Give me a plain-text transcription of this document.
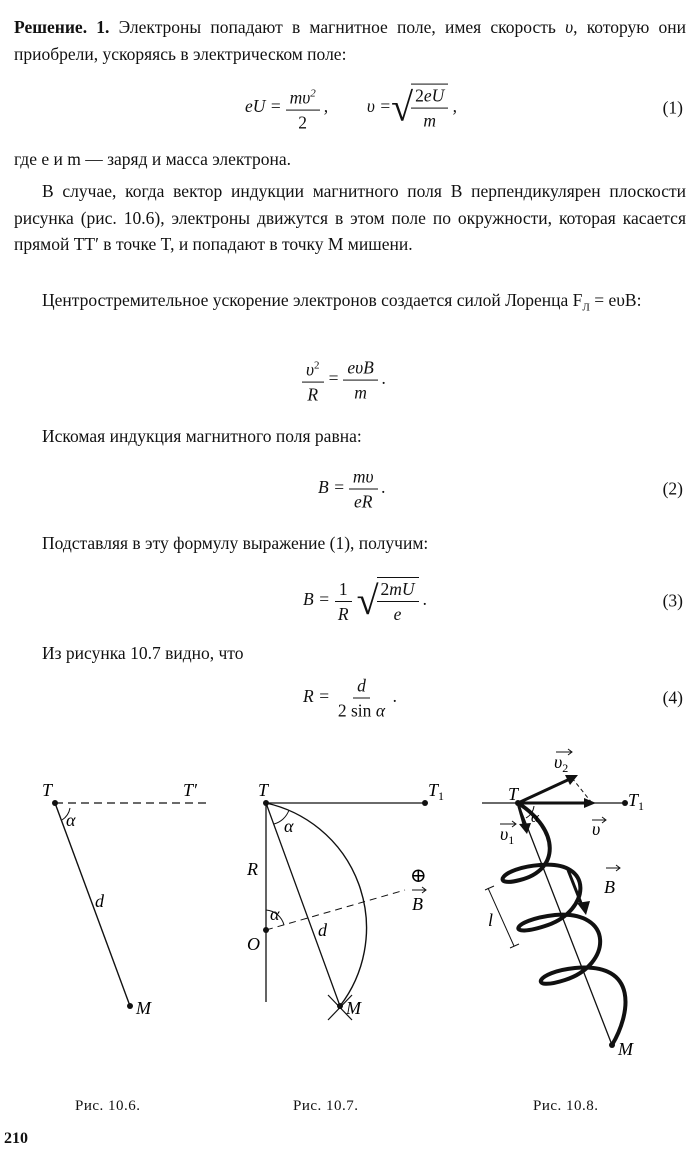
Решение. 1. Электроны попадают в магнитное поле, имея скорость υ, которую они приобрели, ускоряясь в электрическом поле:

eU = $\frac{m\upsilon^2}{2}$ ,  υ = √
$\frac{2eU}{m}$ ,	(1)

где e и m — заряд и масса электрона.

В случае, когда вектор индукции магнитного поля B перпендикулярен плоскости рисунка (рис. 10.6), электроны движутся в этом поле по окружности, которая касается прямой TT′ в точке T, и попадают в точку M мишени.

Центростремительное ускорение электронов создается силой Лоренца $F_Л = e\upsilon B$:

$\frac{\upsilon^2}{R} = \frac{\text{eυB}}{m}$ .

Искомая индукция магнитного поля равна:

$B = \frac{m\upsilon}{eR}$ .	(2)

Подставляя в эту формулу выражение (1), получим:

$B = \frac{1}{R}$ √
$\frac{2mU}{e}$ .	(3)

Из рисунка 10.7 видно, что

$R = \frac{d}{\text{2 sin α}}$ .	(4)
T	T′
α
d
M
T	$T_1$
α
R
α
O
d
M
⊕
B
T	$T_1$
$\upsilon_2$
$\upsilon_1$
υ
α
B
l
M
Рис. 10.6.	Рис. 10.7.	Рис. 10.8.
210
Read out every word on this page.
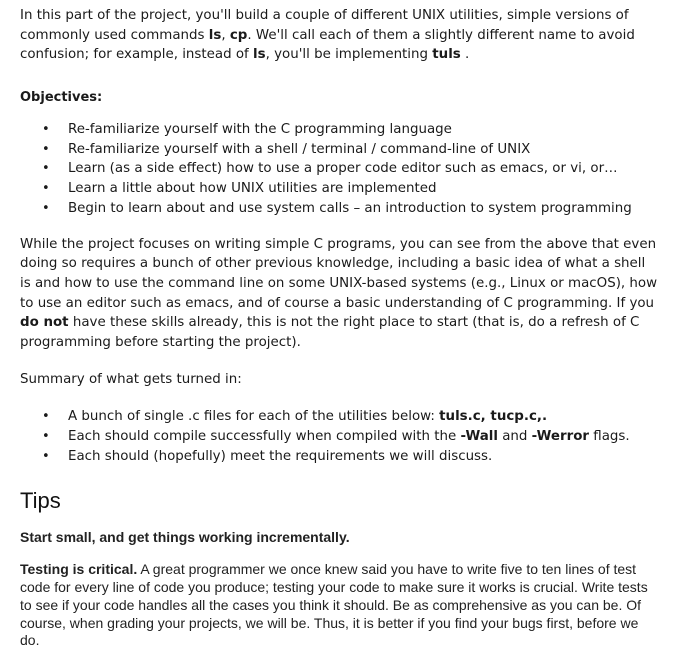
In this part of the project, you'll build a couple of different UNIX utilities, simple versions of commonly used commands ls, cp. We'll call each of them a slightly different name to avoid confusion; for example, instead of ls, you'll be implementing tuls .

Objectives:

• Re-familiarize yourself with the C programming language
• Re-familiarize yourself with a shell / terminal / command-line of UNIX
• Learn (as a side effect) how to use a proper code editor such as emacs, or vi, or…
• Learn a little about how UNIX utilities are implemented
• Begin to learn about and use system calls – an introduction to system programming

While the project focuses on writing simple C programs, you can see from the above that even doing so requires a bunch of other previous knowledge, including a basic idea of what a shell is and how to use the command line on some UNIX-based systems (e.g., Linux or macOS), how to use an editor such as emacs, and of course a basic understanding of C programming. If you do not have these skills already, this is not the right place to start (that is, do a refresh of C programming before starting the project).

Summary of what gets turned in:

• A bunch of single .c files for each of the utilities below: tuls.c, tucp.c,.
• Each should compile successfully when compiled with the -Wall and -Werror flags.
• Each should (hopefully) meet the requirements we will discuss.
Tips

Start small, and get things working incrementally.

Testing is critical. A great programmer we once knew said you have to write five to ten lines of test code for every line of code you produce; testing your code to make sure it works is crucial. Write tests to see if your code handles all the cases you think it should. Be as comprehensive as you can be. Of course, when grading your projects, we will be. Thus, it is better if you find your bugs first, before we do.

_ _ _ _ _ _ _

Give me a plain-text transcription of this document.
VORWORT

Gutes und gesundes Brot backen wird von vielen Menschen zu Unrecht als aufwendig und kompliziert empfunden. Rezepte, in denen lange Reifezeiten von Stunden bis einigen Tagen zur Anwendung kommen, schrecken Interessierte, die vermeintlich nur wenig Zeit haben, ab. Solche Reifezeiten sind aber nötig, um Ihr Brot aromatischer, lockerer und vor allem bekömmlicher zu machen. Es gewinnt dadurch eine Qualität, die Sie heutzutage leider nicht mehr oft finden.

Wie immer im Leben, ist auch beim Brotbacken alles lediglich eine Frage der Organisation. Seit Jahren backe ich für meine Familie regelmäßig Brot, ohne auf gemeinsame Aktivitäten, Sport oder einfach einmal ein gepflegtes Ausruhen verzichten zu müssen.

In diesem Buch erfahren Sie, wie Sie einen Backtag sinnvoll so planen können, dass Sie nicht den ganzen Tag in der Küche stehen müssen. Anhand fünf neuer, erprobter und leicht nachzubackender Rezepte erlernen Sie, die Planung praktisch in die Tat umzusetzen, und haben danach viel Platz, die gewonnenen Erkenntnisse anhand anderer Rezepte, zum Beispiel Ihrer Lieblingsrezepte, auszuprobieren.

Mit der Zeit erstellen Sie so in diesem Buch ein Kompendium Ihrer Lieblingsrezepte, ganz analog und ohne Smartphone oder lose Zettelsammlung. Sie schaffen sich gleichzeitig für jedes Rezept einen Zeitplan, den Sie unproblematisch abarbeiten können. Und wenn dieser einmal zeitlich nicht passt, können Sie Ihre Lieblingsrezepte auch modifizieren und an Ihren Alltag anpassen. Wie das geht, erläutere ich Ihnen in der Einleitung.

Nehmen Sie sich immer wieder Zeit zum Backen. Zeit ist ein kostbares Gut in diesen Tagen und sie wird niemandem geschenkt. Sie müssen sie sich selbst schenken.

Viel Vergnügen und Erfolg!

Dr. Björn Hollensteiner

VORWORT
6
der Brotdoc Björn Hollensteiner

_ _ _ _ _ _ _

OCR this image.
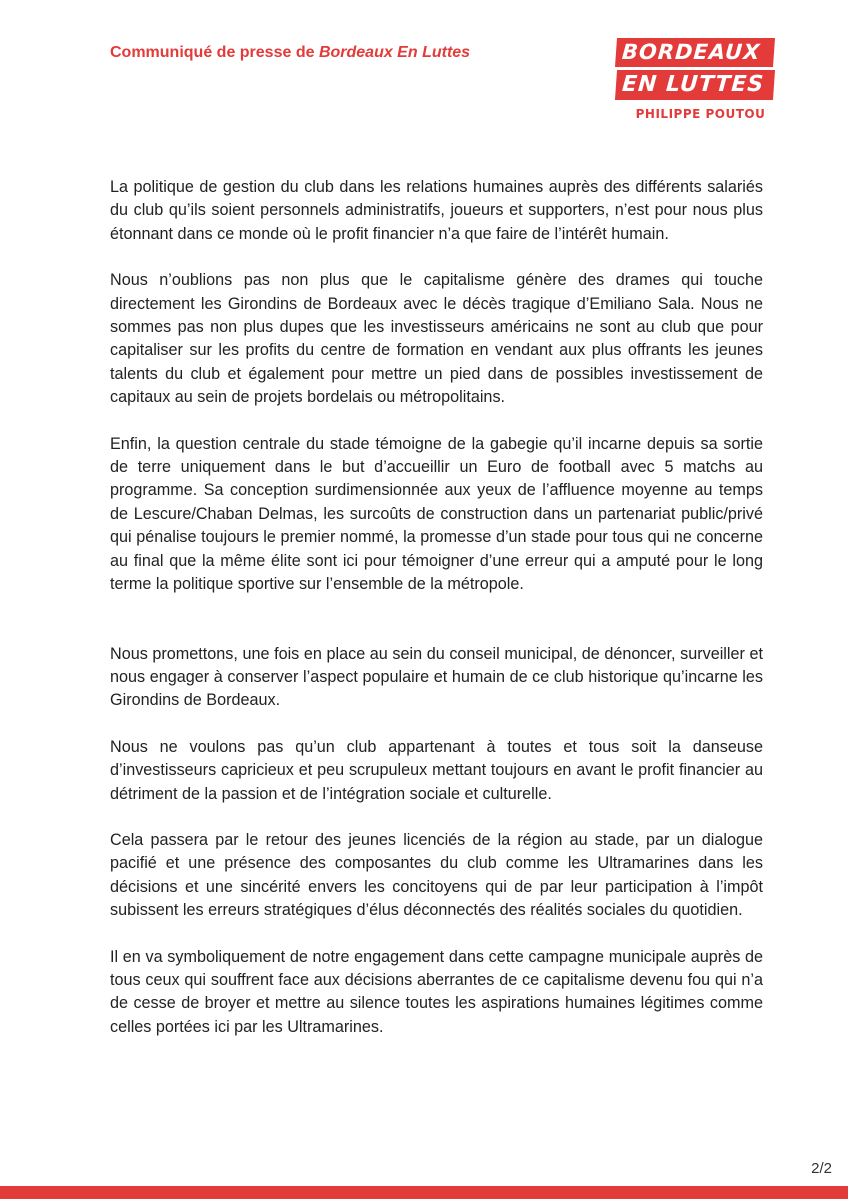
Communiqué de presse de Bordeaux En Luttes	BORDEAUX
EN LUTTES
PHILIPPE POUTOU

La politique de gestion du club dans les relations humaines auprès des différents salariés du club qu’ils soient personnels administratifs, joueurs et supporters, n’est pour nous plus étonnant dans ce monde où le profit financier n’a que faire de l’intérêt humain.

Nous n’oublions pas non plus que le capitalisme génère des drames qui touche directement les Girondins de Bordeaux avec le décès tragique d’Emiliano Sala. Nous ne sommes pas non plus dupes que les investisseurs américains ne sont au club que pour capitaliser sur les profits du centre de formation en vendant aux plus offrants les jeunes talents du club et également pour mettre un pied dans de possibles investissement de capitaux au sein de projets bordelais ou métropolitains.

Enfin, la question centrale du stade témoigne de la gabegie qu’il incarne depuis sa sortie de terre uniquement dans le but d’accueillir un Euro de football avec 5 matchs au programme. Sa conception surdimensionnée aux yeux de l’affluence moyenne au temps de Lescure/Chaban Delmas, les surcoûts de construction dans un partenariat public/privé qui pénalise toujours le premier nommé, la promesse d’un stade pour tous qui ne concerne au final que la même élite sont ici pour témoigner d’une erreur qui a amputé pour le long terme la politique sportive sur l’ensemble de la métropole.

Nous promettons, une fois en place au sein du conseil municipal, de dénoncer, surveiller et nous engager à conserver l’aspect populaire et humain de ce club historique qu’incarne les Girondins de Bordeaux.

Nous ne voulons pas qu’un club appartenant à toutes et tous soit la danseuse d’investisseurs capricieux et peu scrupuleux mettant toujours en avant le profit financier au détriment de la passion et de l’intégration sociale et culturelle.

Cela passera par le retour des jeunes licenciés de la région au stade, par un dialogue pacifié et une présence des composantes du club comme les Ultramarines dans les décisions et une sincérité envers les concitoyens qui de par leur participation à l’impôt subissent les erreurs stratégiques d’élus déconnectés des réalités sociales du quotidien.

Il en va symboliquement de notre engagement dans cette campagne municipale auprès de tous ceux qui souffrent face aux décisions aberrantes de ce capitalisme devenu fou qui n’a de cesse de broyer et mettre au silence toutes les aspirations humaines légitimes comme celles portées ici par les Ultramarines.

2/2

_ _ _ _ _ _ _

» **WORK TO BE COMPLETED**
Check each line above for the string "tuls" and report how many lines have it, giving only the number.

» **IN RESPONSE**
2